Records supplied:

— Begin —

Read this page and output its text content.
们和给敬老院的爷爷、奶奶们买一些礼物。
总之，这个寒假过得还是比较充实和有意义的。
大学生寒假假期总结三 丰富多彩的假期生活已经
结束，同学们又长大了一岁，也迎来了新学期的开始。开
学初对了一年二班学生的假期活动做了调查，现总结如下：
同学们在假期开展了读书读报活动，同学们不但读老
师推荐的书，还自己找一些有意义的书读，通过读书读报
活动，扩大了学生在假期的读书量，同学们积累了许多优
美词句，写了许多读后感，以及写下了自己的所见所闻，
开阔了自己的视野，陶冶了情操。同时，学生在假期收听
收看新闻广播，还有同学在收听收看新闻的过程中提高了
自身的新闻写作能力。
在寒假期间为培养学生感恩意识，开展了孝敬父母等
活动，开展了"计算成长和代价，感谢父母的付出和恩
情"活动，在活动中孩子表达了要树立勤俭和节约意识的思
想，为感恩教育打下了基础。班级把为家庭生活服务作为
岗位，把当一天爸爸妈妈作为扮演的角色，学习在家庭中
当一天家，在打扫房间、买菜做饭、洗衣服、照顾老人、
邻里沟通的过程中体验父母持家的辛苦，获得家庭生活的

— End —
— Begin —

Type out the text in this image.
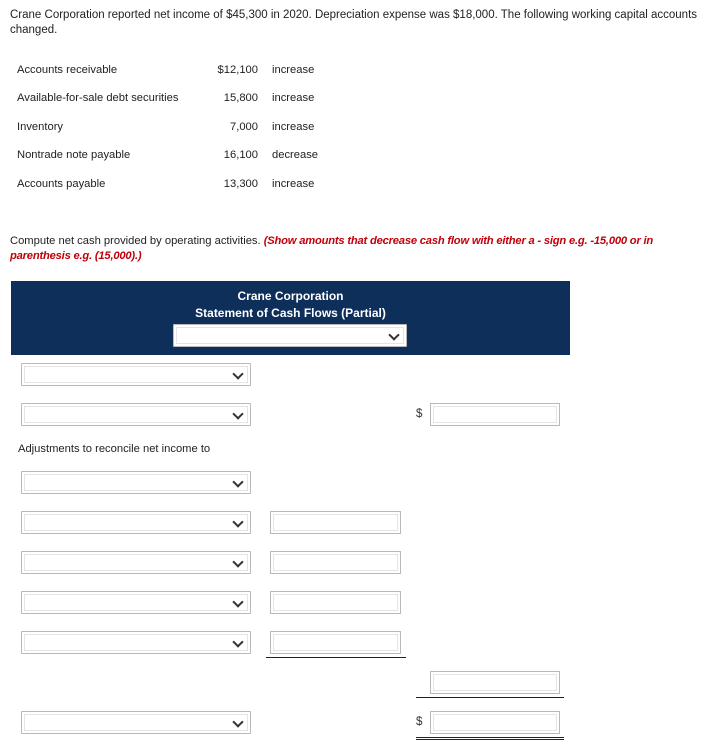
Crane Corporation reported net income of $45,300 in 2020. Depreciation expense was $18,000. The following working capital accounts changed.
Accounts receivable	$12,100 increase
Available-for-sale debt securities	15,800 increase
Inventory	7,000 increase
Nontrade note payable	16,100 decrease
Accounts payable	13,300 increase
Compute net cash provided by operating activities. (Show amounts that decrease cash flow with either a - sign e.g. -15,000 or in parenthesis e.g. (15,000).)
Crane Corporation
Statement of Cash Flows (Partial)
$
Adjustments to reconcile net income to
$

— End —

Written instruction:
Tally the lines containing "this". Provide the number without any other words.

Complete output:
2